[Collected data entries]
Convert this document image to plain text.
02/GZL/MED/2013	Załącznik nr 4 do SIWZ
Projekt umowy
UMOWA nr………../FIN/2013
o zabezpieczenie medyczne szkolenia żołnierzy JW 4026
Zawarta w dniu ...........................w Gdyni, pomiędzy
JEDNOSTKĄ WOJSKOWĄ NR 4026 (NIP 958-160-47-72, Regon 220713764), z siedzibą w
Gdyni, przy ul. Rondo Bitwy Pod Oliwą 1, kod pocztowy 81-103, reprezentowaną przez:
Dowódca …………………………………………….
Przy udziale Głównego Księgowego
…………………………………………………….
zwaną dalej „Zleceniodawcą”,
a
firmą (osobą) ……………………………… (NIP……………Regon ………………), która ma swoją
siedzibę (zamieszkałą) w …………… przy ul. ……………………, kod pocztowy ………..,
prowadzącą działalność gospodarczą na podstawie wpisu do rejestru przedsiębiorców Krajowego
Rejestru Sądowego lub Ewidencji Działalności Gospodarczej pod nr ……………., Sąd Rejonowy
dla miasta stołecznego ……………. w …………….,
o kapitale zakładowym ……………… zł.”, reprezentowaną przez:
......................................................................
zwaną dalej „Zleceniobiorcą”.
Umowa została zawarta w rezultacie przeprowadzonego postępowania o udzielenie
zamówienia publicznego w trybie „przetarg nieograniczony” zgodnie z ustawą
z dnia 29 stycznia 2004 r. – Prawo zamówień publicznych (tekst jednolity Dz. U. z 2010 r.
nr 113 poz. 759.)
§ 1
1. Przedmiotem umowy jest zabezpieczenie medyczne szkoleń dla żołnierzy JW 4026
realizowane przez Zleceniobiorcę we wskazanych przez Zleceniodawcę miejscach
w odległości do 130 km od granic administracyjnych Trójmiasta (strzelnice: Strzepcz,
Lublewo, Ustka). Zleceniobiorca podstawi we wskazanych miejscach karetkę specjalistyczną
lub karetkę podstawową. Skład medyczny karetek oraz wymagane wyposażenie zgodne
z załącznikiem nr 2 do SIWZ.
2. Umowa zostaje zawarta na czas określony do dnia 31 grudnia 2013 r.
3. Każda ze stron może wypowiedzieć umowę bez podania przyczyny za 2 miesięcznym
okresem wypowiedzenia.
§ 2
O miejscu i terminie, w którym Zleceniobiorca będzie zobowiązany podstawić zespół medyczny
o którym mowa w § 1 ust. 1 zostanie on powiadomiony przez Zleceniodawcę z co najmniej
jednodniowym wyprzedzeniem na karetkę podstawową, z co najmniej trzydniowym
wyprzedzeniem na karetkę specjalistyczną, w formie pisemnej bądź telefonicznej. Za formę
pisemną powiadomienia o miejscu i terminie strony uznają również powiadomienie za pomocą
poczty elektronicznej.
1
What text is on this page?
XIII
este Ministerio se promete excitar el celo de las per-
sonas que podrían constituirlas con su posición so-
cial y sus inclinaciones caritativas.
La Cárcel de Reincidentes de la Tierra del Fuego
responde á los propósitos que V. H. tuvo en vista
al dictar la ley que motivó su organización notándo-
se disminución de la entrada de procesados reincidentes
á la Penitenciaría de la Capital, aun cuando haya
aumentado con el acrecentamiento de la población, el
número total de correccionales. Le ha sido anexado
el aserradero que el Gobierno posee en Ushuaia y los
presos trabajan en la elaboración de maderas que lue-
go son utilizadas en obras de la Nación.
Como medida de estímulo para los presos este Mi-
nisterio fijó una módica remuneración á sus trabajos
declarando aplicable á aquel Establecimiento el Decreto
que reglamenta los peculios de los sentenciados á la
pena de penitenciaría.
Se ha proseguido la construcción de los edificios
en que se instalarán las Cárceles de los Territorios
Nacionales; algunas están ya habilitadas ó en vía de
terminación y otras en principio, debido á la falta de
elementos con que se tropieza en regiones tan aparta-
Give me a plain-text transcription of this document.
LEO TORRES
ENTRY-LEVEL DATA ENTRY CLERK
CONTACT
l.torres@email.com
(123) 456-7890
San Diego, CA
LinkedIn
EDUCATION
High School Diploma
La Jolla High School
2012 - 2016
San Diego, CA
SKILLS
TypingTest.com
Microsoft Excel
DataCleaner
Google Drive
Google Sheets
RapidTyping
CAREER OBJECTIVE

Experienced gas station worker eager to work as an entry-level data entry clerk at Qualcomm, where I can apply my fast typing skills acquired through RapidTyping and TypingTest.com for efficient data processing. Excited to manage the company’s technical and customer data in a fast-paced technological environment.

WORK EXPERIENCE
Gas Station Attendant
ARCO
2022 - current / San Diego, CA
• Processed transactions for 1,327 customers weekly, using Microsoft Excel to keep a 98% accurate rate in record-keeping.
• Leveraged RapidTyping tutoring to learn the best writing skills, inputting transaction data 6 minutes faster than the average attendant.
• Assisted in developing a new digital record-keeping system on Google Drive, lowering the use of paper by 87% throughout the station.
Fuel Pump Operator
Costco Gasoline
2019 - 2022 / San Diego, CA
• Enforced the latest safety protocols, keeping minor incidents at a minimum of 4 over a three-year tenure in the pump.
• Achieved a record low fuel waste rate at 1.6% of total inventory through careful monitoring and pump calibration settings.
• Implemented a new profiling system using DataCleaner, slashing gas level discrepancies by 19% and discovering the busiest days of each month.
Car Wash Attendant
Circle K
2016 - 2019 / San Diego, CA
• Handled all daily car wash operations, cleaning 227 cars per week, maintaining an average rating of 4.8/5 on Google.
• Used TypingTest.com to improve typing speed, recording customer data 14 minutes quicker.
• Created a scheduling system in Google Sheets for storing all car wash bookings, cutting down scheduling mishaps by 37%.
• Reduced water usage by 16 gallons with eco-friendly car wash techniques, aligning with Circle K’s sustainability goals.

Problem statement:
Check each line above for "dnia" and return the ones that have it.

Response:
z dnia 29 stycznia 2004 r. – Prawo zamówień publicznych (tekst jednolity Dz. U. z 2010 r.
2. Umowa zostaje zawarta na czas określony do dnia 31 grudnia 2013 r.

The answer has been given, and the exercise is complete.